'''
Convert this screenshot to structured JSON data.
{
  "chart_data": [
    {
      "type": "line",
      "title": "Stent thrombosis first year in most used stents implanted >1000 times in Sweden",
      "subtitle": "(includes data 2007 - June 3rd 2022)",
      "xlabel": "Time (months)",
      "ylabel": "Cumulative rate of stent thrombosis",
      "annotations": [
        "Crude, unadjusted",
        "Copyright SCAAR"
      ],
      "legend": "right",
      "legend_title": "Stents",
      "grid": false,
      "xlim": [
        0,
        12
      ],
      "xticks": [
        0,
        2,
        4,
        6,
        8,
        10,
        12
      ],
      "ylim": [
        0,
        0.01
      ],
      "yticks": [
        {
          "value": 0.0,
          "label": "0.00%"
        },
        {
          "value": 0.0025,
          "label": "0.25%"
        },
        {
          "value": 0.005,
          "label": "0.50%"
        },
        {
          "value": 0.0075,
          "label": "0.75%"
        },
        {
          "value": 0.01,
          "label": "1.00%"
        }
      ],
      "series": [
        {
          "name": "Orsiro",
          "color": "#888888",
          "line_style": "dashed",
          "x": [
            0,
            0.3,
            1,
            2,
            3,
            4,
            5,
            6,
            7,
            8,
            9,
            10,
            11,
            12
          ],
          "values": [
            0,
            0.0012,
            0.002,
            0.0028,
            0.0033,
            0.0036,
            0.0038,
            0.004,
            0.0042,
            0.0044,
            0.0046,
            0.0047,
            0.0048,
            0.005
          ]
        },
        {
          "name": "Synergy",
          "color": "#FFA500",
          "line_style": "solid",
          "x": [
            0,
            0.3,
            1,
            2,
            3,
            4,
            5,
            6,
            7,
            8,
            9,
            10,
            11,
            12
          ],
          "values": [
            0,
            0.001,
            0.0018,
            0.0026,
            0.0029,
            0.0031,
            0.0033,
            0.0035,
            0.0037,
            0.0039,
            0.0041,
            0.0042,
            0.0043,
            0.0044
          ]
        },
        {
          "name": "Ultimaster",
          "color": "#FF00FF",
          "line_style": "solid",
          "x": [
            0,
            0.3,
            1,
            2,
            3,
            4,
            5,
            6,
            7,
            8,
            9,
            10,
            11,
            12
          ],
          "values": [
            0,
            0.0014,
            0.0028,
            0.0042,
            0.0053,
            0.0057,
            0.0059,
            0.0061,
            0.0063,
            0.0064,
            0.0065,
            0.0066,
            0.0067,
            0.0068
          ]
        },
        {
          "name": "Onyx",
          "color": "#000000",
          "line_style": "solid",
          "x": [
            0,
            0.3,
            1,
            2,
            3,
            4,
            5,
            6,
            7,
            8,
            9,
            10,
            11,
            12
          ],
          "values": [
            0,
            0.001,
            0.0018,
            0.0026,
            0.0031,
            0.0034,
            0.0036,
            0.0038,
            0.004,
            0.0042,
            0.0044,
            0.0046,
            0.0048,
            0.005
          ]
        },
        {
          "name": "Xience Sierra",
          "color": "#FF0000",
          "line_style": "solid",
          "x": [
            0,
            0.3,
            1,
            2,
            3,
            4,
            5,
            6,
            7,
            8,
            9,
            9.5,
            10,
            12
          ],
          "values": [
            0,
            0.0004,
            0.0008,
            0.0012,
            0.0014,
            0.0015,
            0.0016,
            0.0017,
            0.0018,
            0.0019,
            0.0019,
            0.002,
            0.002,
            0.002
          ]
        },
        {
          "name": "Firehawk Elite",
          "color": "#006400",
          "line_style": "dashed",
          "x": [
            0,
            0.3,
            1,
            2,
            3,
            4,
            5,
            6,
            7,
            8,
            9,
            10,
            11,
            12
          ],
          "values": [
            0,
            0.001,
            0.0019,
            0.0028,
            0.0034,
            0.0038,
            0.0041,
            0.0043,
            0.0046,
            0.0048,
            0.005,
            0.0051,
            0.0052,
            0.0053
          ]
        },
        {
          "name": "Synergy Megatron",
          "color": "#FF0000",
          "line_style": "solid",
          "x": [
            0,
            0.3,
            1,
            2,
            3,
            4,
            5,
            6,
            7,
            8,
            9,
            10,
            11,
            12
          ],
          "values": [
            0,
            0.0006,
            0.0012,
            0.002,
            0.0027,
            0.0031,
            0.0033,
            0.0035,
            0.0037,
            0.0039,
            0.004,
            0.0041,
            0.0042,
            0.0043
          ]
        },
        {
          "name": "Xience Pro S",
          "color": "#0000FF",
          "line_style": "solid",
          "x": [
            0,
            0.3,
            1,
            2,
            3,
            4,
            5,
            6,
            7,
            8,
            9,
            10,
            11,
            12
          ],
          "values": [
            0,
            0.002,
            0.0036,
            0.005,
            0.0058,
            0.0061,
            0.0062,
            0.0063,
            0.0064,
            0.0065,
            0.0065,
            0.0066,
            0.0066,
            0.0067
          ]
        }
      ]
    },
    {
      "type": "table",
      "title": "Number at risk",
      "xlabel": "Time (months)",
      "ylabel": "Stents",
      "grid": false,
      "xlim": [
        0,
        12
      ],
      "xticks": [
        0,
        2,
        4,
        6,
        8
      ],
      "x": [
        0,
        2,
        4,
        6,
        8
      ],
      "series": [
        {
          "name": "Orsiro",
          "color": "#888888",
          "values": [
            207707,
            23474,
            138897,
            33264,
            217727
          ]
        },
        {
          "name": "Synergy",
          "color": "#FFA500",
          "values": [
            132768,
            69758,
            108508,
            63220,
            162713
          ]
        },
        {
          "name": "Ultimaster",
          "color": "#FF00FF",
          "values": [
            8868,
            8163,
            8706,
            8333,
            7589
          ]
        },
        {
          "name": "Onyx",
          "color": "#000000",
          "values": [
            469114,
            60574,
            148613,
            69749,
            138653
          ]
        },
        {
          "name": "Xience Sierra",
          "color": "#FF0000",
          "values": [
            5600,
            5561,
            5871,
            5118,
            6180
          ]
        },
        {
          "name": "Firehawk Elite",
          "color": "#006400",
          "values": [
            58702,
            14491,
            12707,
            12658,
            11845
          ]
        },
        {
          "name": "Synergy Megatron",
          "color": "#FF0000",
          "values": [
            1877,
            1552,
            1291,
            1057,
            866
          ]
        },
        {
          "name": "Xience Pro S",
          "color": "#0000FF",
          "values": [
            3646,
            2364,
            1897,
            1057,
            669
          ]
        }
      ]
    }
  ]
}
'''
**Problem**
Reproduce the full listing exactly.

**Answer in full**
Convert this screenshot to structured JSON data.
{
  "chart_data": [
    {
      "type": "line",
      "title": "Stent thrombosis first year in most used stents implanted >1000 times in Sweden",
      "subtitle": "(includes data 2007 - June 3rd 2022)",
      "xlabel": "Time (months)",
      "ylabel": "Cumulative rate of stent thrombosis",
      "annotations": [
        "Crude, unadjusted",
        "Copyright SCAAR"
      ],
      "legend": "right",
      "legend_title": "Stents",
      "grid": false,
      "xlim": [
        0,
        12
      ],
      "xticks": [
        0,
        2,
        4,
        6,
        8,
        10,
        12
      ],
      "ylim": [
        0,
        0.01
      ],
      "yticks": [
        {
          "value": 0.0,
          "label": "0.00%"
        },
        {
          "value": 0.0025,
          "label": "0.25%"
        },
        {
          "value": 0.005,
          "label": "0.50%"
        },
        {
          "value": 0.0075,
          "label": "0.75%"
        },
        {
          "value": 0.01,
          "label": "1.00%"
        }
      ],
      "series": [
        {
          "name": "Orsiro",
          "color": "#888888",
          "line_style": "dashed",
          "x": [
            0,
            0.3,
            1,
            2,
            3,
            4,
            5,
            6,
            7,
            8,
            9,
            10,
            11,
            12
          ],
          "values": [
            0,
            0.0012,
            0.002,
            0.0028,
            0.0033,
            0.0036,
            0.0038,
            0.004,
            0.0042,
            0.0044,
            0.0046,
            0.0047,
            0.0048,
            0.005
          ]
        },
        {
          "name": "Synergy",
          "color": "#FFA500",
          "line_style": "solid",
          "x": [
            0,
            0.3,
            1,
            2,
            3,
            4,
            5,
            6,
            7,
            8,
            9,
            10,
            11,
            12
          ],
          "values": [
            0,
            0.001,
            0.0018,
            0.0026,
            0.0029,
            0.0031,
            0.0033,
            0.0035,
            0.0037,
            0.0039,
            0.0041,
            0.0042,
            0.0043,
            0.0044
          ]
        },
        {
          "name": "Ultimaster",
          "color": "#FF00FF",
          "line_style": "solid",
          "x": [
            0,
            0.3,
            1,
            2,
            3,
            4,
            5,
            6,
            7,
            8,
            9,
            10,
            11,
            12
          ],
          "values": [
            0,
            0.0014,
            0.0028,
            0.0042,
            0.0053,
            0.0057,
            0.0059,
            0.0061,
            0.0063,
            0.0064,
            0.0065,
            0.0066,
            0.0067,
            0.0068
          ]
        },
        {
          "name": "Onyx",
          "color": "#000000",
          "line_style": "solid",
          "x": [
            0,
            0.3,
            1,
            2,
            3,
            4,
            5,
            6,
            7,
            8,
            9,
            10,
            11,
            12
          ],
          "values": [
            0,
            0.001,
            0.0018,
            0.0026,
            0.0031,
            0.0034,
            0.0036,
            0.0038,
            0.004,
            0.0042,
            0.0044,
            0.0046,
            0.0048,
            0.005
          ]
        },
        {
          "name": "Xience Sierra",
          "color": "#FF0000",
          "line_style": "solid",
          "x": [
            0,
            0.3,
            1,
            2,
            3,
            4,
            5,
            6,
            7,
            8,
            9,
            9.5,
            10,
            12
          ],
          "values": [
            0,
            0.0004,
            0.0008,
            0.0012,
            0.0014,
            0.0015,
            0.0016,
            0.0017,
            0.0018,
            0.0019,
            0.0019,
            0.002,
            0.002,
            0.002
          ]
        },
        {
          "name": "Firehawk Elite",
          "color": "#006400",
          "line_style": "dashed",
          "x": [
            0,
            0.3,
            1,
            2,
            3,
            4,
            5,
            6,
            7,
            8,
            9,
            10,
            11,
            12
          ],
          "values": [
            0,
            0.001,
            0.0019,
            0.0028,
            0.0034,
            0.0038,
            0.0041,
            0.0043,
            0.0046,
            0.0048,
            0.005,
            0.0051,
            0.0052,
            0.0053
          ]
        },
        {
          "name": "Synergy Megatron",
          "color": "#FF0000",
          "line_style": "solid",
          "x": [
            0,
            0.3,
            1,
            2,
            3,
            4,
            5,
            6,
            7,
            8,
            9,
            10,
            11,
            12
          ],
          "values": [
            0,
            0.0006,
            0.0012,
            0.002,
            0.0027,
            0.0031,
            0.0033,
            0.0035,
            0.0037,
            0.0039,
            0.004,
            0.0041,
            0.0042,
            0.0043
          ]
        },
        {
          "name": "Xience Pro S",
          "color": "#0000FF",
          "line_style": "solid",
          "x": [
            0,
            0.3,
            1,
            2,
            3,
            4,
            5,
            6,
            7,
            8,
            9,
            10,
            11,
            12
          ],
          "values": [
            0,
            0.002,
            0.0036,
            0.005,
            0.0058,
            0.0061,
            0.0062,
            0.0063,
            0.0064,
            0.0065,
            0.0065,
            0.0066,
            0.0066,
            0.0067
          ]
        }
      ]
    },
    {
      "type": "table",
      "title": "Number at risk",
      "xlabel": "Time (months)",
      "ylabel": "Stents",
      "grid": false,
      "xlim": [
        0,
        12
      ],
      "xticks": [
        0,
        2,
        4,
        6,
        8
      ],
      "x": [
        0,
        2,
        4,
        6,
        8
      ],
      "series": [
        {
          "name": "Orsiro",
          "color": "#888888",
          "values": [
            207707,
            23474,
            138897,
            33264,
            217727
          ]
        },
        {
          "name": "Synergy",
          "color": "#FFA500",
          "values": [
            132768,
            69758,
            108508,
            63220,
            162713
          ]
        },
        {
          "name": "Ultimaster",
          "color": "#FF00FF",
          "values": [
            8868,
            8163,
            8706,
            8333,
            7589
          ]
        },
        {
          "name": "Onyx",
          "color": "#000000",
          "values": [
            469114,
            60574,
            148613,
            69749,
            138653
          ]
        },
        {
          "name": "Xience Sierra",
          "color": "#FF0000",
          "values": [
            5600,
            5561,
            5871,
            5118,
            6180
          ]
        },
        {
          "name": "Firehawk Elite",
          "color": "#006400",
          "values": [
            58702,
            14491,
            12707,
            12658,
            11845
          ]
        },
        {
          "name": "Synergy Megatron",
          "color": "#FF0000",
          "values": [
            1877,
            1552,
            1291,
            1057,
            866
          ]
        },
        {
          "name": "Xience Pro S",
          "color": "#0000FF",
          "values": [
            3646,
            2364,
            1897,
            1057,
            669
          ]
        }
      ]
    }
  ]
}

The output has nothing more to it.